WHAT THE TASK ASKS ▸ Below is a set of records; restate each one word for word.

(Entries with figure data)
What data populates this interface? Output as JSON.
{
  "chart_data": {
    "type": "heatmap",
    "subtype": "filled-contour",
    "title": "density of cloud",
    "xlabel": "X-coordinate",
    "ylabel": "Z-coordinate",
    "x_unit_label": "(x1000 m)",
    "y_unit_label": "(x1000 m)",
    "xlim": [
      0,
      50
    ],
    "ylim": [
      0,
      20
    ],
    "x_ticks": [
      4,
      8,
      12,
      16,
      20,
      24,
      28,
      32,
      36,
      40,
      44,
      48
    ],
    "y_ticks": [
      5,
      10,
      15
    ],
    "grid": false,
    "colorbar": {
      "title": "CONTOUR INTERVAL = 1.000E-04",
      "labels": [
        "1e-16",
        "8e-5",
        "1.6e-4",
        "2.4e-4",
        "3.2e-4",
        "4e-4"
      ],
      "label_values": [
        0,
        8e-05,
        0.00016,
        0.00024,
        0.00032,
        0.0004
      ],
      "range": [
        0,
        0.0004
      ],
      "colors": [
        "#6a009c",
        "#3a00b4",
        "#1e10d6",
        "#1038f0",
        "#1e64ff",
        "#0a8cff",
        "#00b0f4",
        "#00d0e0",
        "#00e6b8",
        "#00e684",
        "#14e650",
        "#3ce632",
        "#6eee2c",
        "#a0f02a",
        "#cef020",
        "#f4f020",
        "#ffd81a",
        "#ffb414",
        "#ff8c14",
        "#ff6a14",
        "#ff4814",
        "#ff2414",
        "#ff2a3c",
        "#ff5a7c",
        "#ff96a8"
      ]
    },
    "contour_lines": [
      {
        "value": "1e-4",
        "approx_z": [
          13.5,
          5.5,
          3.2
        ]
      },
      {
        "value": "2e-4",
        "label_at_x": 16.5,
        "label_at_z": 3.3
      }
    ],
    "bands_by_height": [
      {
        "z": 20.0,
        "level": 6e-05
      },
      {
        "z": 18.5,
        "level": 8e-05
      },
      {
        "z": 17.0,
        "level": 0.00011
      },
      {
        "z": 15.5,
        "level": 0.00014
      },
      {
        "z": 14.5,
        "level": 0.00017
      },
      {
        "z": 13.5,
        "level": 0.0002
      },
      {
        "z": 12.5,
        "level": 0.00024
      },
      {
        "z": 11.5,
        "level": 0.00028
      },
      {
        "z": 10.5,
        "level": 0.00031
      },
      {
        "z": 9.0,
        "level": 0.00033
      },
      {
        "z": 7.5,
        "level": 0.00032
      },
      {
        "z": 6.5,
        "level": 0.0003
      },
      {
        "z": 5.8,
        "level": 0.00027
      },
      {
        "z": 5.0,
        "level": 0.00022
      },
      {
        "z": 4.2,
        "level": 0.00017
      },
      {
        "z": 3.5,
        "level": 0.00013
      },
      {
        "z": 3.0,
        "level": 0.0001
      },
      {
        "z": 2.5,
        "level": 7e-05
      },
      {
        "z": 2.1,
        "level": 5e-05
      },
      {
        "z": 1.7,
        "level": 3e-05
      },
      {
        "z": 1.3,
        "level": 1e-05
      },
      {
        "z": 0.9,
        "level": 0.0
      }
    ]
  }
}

FINISHED EXERCISE ▸
What data populates this interface? Output as JSON.
{
  "chart_data": {
    "type": "heatmap",
    "subtype": "filled-contour",
    "title": "density of cloud",
    "xlabel": "X-coordinate",
    "ylabel": "Z-coordinate",
    "x_unit_label": "(x1000 m)",
    "y_unit_label": "(x1000 m)",
    "xlim": [
      0,
      50
    ],
    "ylim": [
      0,
      20
    ],
    "x_ticks": [
      4,
      8,
      12,
      16,
      20,
      24,
      28,
      32,
      36,
      40,
      44,
      48
    ],
    "y_ticks": [
      5,
      10,
      15
    ],
    "grid": false,
    "colorbar": {
      "title": "CONTOUR INTERVAL = 1.000E-04",
      "labels": [
        "1e-16",
        "8e-5",
        "1.6e-4",
        "2.4e-4",
        "3.2e-4",
        "4e-4"
      ],
      "label_values": [
        0,
        8e-05,
        0.00016,
        0.00024,
        0.00032,
        0.0004
      ],
      "range": [
        0,
        0.0004
      ],
      "colors": [
        "#6a009c",
        "#3a00b4",
        "#1e10d6",
        "#1038f0",
        "#1e64ff",
        "#0a8cff",
        "#00b0f4",
        "#00d0e0",
        "#00e6b8",
        "#00e684",
        "#14e650",
        "#3ce632",
        "#6eee2c",
        "#a0f02a",
        "#cef020",
        "#f4f020",
        "#ffd81a",
        "#ffb414",
        "#ff8c14",
        "#ff6a14",
        "#ff4814",
        "#ff2414",
        "#ff2a3c",
        "#ff5a7c",
        "#ff96a8"
      ]
    },
    "contour_lines": [
      {
        "value": "1e-4",
        "approx_z": [
          13.5,
          5.5,
          3.2
        ]
      },
      {
        "value": "2e-4",
        "label_at_x": 16.5,
        "label_at_z": 3.3
      }
    ],
    "bands_by_height": [
      {
        "z": 20.0,
        "level": 6e-05
      },
      {
        "z": 18.5,
        "level": 8e-05
      },
      {
        "z": 17.0,
        "level": 0.00011
      },
      {
        "z": 15.5,
        "level": 0.00014
      },
      {
        "z": 14.5,
        "level": 0.00017
      },
      {
        "z": 13.5,
        "level": 0.0002
      },
      {
        "z": 12.5,
        "level": 0.00024
      },
      {
        "z": 11.5,
        "level": 0.00028
      },
      {
        "z": 10.5,
        "level": 0.00031
      },
      {
        "z": 9.0,
        "level": 0.00033
      },
      {
        "z": 7.5,
        "level": 0.00032
      },
      {
        "z": 6.5,
        "level": 0.0003
      },
      {
        "z": 5.8,
        "level": 0.00027
      },
      {
        "z": 5.0,
        "level": 0.00022
      },
      {
        "z": 4.2,
        "level": 0.00017
      },
      {
        "z": 3.5,
        "level": 0.00013
      },
      {
        "z": 3.0,
        "level": 0.0001
      },
      {
        "z": 2.5,
        "level": 7e-05
      },
      {
        "z": 2.1,
        "level": 5e-05
      },
      {
        "z": 1.7,
        "level": 3e-05
      },
      {
        "z": 1.3,
        "level": 1e-05
      },
      {
        "z": 0.9,
        "level": 0.0
      }
    ]
  }
}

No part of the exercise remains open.